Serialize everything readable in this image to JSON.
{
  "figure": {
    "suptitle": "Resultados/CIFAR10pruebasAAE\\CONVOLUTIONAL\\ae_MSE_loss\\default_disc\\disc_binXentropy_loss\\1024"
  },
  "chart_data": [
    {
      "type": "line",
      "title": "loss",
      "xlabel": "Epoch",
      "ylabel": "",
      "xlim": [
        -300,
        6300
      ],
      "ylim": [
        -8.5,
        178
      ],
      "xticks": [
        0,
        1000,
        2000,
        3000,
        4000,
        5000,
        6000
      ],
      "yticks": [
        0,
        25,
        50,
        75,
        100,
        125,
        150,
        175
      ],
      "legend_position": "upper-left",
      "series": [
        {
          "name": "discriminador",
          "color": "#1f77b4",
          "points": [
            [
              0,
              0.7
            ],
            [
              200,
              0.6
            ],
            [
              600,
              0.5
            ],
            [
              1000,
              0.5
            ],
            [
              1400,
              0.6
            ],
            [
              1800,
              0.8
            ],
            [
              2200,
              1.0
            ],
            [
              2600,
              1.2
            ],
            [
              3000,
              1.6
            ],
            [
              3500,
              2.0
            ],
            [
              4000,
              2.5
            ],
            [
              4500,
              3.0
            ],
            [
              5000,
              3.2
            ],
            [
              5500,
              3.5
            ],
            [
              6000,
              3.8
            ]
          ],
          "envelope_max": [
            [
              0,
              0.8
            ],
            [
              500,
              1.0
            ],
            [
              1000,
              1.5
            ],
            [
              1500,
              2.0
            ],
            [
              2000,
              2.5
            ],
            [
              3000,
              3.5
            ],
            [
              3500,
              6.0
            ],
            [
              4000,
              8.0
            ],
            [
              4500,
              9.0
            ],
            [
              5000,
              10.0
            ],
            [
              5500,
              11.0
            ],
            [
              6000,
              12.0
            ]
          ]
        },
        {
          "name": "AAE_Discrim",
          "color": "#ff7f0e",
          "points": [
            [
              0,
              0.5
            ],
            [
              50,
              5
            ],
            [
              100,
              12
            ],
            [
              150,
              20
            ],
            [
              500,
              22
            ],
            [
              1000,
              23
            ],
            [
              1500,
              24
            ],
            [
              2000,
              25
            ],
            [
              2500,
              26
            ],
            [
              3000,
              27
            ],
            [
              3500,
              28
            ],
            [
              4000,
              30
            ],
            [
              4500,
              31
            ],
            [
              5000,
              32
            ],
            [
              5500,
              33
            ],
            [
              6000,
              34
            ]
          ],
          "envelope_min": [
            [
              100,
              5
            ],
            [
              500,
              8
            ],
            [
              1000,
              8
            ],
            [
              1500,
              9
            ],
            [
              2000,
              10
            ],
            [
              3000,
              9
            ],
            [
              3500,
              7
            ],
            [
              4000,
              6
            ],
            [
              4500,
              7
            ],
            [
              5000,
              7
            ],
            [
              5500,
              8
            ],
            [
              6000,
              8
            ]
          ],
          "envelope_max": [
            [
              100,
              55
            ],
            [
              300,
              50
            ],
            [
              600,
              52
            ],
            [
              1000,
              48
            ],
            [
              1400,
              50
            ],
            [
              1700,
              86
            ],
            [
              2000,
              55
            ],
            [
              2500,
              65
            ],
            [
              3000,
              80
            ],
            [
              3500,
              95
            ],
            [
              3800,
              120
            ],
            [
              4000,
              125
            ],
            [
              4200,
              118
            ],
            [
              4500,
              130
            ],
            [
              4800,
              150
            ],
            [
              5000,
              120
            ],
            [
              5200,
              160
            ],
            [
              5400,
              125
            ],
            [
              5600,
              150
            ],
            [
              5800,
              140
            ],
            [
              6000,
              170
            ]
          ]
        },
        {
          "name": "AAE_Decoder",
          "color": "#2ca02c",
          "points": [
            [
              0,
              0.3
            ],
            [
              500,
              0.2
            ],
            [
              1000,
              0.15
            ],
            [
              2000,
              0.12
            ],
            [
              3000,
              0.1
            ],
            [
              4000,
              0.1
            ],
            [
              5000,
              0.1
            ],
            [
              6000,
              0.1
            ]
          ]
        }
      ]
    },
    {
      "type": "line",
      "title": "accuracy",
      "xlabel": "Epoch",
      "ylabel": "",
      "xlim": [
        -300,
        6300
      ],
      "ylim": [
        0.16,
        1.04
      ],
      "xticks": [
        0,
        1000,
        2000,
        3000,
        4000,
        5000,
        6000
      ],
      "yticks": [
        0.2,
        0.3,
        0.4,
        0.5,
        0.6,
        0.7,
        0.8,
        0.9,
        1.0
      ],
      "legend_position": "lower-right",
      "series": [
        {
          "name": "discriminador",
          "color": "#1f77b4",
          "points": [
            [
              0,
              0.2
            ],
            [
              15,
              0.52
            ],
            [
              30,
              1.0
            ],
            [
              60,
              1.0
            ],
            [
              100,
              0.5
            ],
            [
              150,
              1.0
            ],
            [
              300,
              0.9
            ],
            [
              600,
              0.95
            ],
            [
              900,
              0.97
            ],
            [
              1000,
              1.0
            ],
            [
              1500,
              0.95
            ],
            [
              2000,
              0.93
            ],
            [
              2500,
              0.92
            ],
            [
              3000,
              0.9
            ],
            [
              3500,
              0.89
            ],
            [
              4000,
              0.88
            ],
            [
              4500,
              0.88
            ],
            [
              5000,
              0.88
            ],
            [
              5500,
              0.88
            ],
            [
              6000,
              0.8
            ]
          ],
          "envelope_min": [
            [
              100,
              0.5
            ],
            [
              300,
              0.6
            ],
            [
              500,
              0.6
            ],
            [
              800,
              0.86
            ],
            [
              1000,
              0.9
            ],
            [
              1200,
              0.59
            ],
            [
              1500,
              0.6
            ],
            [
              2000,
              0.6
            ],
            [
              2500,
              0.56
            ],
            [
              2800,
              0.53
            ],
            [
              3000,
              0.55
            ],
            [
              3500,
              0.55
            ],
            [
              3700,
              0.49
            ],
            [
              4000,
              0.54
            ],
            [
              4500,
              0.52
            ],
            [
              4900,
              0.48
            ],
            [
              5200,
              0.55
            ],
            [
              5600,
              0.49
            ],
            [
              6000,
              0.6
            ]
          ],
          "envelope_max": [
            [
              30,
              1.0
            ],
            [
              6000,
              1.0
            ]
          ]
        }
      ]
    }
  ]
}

→ **WHAT TO WORK ON**: Copy out the whole listing exactly; please set it all down.

→ **RESULT OF THE TASK**:
Serialize everything readable in this image to JSON.
{
  "figure": {
    "suptitle": "Resultados/CIFAR10pruebasAAE\\CONVOLUTIONAL\\ae_MSE_loss\\default_disc\\disc_binXentropy_loss\\1024"
  },
  "chart_data": [
    {
      "type": "line",
      "title": "loss",
      "xlabel": "Epoch",
      "ylabel": "",
      "xlim": [
        -300,
        6300
      ],
      "ylim": [
        -8.5,
        178
      ],
      "xticks": [
        0,
        1000,
        2000,
        3000,
        4000,
        5000,
        6000
      ],
      "yticks": [
        0,
        25,
        50,
        75,
        100,
        125,
        150,
        175
      ],
      "legend_position": "upper-left",
      "series": [
        {
          "name": "discriminador",
          "color": "#1f77b4",
          "points": [
            [
              0,
              0.7
            ],
            [
              200,
              0.6
            ],
            [
              600,
              0.5
            ],
            [
              1000,
              0.5
            ],
            [
              1400,
              0.6
            ],
            [
              1800,
              0.8
            ],
            [
              2200,
              1.0
            ],
            [
              2600,
              1.2
            ],
            [
              3000,
              1.6
            ],
            [
              3500,
              2.0
            ],
            [
              4000,
              2.5
            ],
            [
              4500,
              3.0
            ],
            [
              5000,
              3.2
            ],
            [
              5500,
              3.5
            ],
            [
              6000,
              3.8
            ]
          ],
          "envelope_max": [
            [
              0,
              0.8
            ],
            [
              500,
              1.0
            ],
            [
              1000,
              1.5
            ],
            [
              1500,
              2.0
            ],
            [
              2000,
              2.5
            ],
            [
              3000,
              3.5
            ],
            [
              3500,
              6.0
            ],
            [
              4000,
              8.0
            ],
            [
              4500,
              9.0
            ],
            [
              5000,
              10.0
            ],
            [
              5500,
              11.0
            ],
            [
              6000,
              12.0
            ]
          ]
        },
        {
          "name": "AAE_Discrim",
          "color": "#ff7f0e",
          "points": [
            [
              0,
              0.5
            ],
            [
              50,
              5
            ],
            [
              100,
              12
            ],
            [
              150,
              20
            ],
            [
              500,
              22
            ],
            [
              1000,
              23
            ],
            [
              1500,
              24
            ],
            [
              2000,
              25
            ],
            [
              2500,
              26
            ],
            [
              3000,
              27
            ],
            [
              3500,
              28
            ],
            [
              4000,
              30
            ],
            [
              4500,
              31
            ],
            [
              5000,
              32
            ],
            [
              5500,
              33
            ],
            [
              6000,
              34
            ]
          ],
          "envelope_min": [
            [
              100,
              5
            ],
            [
              500,
              8
            ],
            [
              1000,
              8
            ],
            [
              1500,
              9
            ],
            [
              2000,
              10
            ],
            [
              3000,
              9
            ],
            [
              3500,
              7
            ],
            [
              4000,
              6
            ],
            [
              4500,
              7
            ],
            [
              5000,
              7
            ],
            [
              5500,
              8
            ],
            [
              6000,
              8
            ]
          ],
          "envelope_max": [
            [
              100,
              55
            ],
            [
              300,
              50
            ],
            [
              600,
              52
            ],
            [
              1000,
              48
            ],
            [
              1400,
              50
            ],
            [
              1700,
              86
            ],
            [
              2000,
              55
            ],
            [
              2500,
              65
            ],
            [
              3000,
              80
            ],
            [
              3500,
              95
            ],
            [
              3800,
              120
            ],
            [
              4000,
              125
            ],
            [
              4200,
              118
            ],
            [
              4500,
              130
            ],
            [
              4800,
              150
            ],
            [
              5000,
              120
            ],
            [
              5200,
              160
            ],
            [
              5400,
              125
            ],
            [
              5600,
              150
            ],
            [
              5800,
              140
            ],
            [
              6000,
              170
            ]
          ]
        },
        {
          "name": "AAE_Decoder",
          "color": "#2ca02c",
          "points": [
            [
              0,
              0.3
            ],
            [
              500,
              0.2
            ],
            [
              1000,
              0.15
            ],
            [
              2000,
              0.12
            ],
            [
              3000,
              0.1
            ],
            [
              4000,
              0.1
            ],
            [
              5000,
              0.1
            ],
            [
              6000,
              0.1
            ]
          ]
        }
      ]
    },
    {
      "type": "line",
      "title": "accuracy",
      "xlabel": "Epoch",
      "ylabel": "",
      "xlim": [
        -300,
        6300
      ],
      "ylim": [
        0.16,
        1.04
      ],
      "xticks": [
        0,
        1000,
        2000,
        3000,
        4000,
        5000,
        6000
      ],
      "yticks": [
        0.2,
        0.3,
        0.4,
        0.5,
        0.6,
        0.7,
        0.8,
        0.9,
        1.0
      ],
      "legend_position": "lower-right",
      "series": [
        {
          "name": "discriminador",
          "color": "#1f77b4",
          "points": [
            [
              0,
              0.2
            ],
            [
              15,
              0.52
            ],
            [
              30,
              1.0
            ],
            [
              60,
              1.0
            ],
            [
              100,
              0.5
            ],
            [
              150,
              1.0
            ],
            [
              300,
              0.9
            ],
            [
              600,
              0.95
            ],
            [
              900,
              0.97
            ],
            [
              1000,
              1.0
            ],
            [
              1500,
              0.95
            ],
            [
              2000,
              0.93
            ],
            [
              2500,
              0.92
            ],
            [
              3000,
              0.9
            ],
            [
              3500,
              0.89
            ],
            [
              4000,
              0.88
            ],
            [
              4500,
              0.88
            ],
            [
              5000,
              0.88
            ],
            [
              5500,
              0.88
            ],
            [
              6000,
              0.8
            ]
          ],
          "envelope_min": [
            [
              100,
              0.5
            ],
            [
              300,
              0.6
            ],
            [
              500,
              0.6
            ],
            [
              800,
              0.86
            ],
            [
              1000,
              0.9
            ],
            [
              1200,
              0.59
            ],
            [
              1500,
              0.6
            ],
            [
              2000,
              0.6
            ],
            [
              2500,
              0.56
            ],
            [
              2800,
              0.53
            ],
            [
              3000,
              0.55
            ],
            [
              3500,
              0.55
            ],
            [
              3700,
              0.49
            ],
            [
              4000,
              0.54
            ],
            [
              4500,
              0.52
            ],
            [
              4900,
              0.48
            ],
            [
              5200,
              0.55
            ],
            [
              5600,
              0.49
            ],
            [
              6000,
              0.6
            ]
          ],
          "envelope_max": [
            [
              30,
              1.0
            ],
            [
              6000,
              1.0
            ]
          ]
        }
      ]
    }
  ]
}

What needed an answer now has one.